(EXERCISE DESCRIPTION) Count every line that has the word "силу". Give the number, without anything more.

begin TASK INPUT

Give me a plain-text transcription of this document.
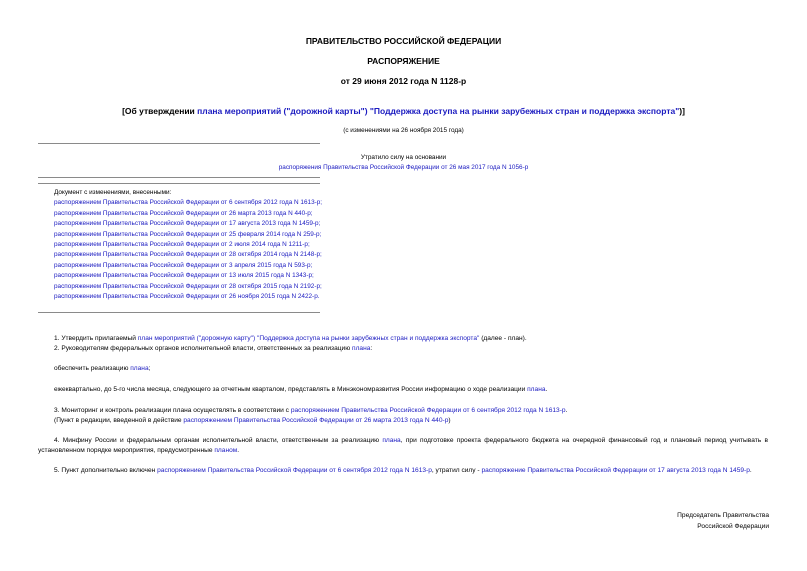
ПРАВИТЕЛЬСТВО РОССИЙСКОЙ ФЕДЕРАЦИИ
РАСПОРЯЖЕНИЕ
от 29 июня 2012 года N 1128-р
[Об утверждении плана мероприятий ("дорожной карты") "Поддержка доступа на рынки зарубежных стран и поддержка экспорта")]
(с изменениями на 26 ноября 2015 года)
Утратило силу на основании
распоряжения Правительства Российской Федерации от 26 мая 2017 года N 1056-р
Документ с изменениями, внесенными:
распоряжением Правительства Российской Федерации от 6 сентября 2012 года N 1613-р;
распоряжением Правительства Российской Федерации от 26 марта 2013 года N 440-р;
распоряжением Правительства Российской Федерации от 17 августа 2013 года N 1459-р;
распоряжением Правительства Российской Федерации от 25 февраля 2014 года N 259-р;
распоряжением Правительства Российской Федерации от 2 июля 2014 года N 1211-р;
распоряжением Правительства Российской Федерации от 28 октября 2014 года N 2148-р;
распоряжением Правительства Российской Федерации от 3 апреля 2015 года N 593-р;
распоряжением Правительства Российской Федерации от 13 июля 2015 года N 1343-р;
распоряжением Правительства Российской Федерации от 28 октября 2015 года N 2192-р;
распоряжением Правительства Российской Федерации от 26 ноября 2015 года N 2422-р.
1. Утвердить прилагаемый план мероприятий ("дорожную карту") "Поддержка доступа на рынки зарубежных стран и поддержка экспорта" (далее - план).
2. Руководителям федеральных органов исполнительной власти, ответственных за реализацию плана:
обеспечить реализацию плана;
ежеквартально, до 5-го числа месяца, следующего за отчетным кварталом, представлять в Минэкономразвития России информацию о ходе реализации плана.
3. Мониторинг и контроль реализации плана осуществлять в соответствии с распоряжением Правительства Российской Федерации от 6 сентября 2012 года N 1613-р.
(Пункт в редакции, введенной в действие распоряжением Правительства Российской Федерации от 26 марта 2013 года N 440-р)
4. Минфину России и федеральным органам исполнительной власти, ответственным за реализацию плана, при подготовке проекта федерального бюджета на очередной финансовый год и плановый период учитывать в установленном порядке мероприятия, предусмотренные планом.
5. Пункт дополнительно включен распоряжением Правительства Российской Федерации от 6 сентября 2012 года N 1613-р, утратил силу - распоряжение Правительства Российской Федерации от 17 августа 2013 года N 1459-р.
Председатель Правительства
Российской Федерации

end TASK INPUT

(SOLUTION TO THIS EXERCISE) 2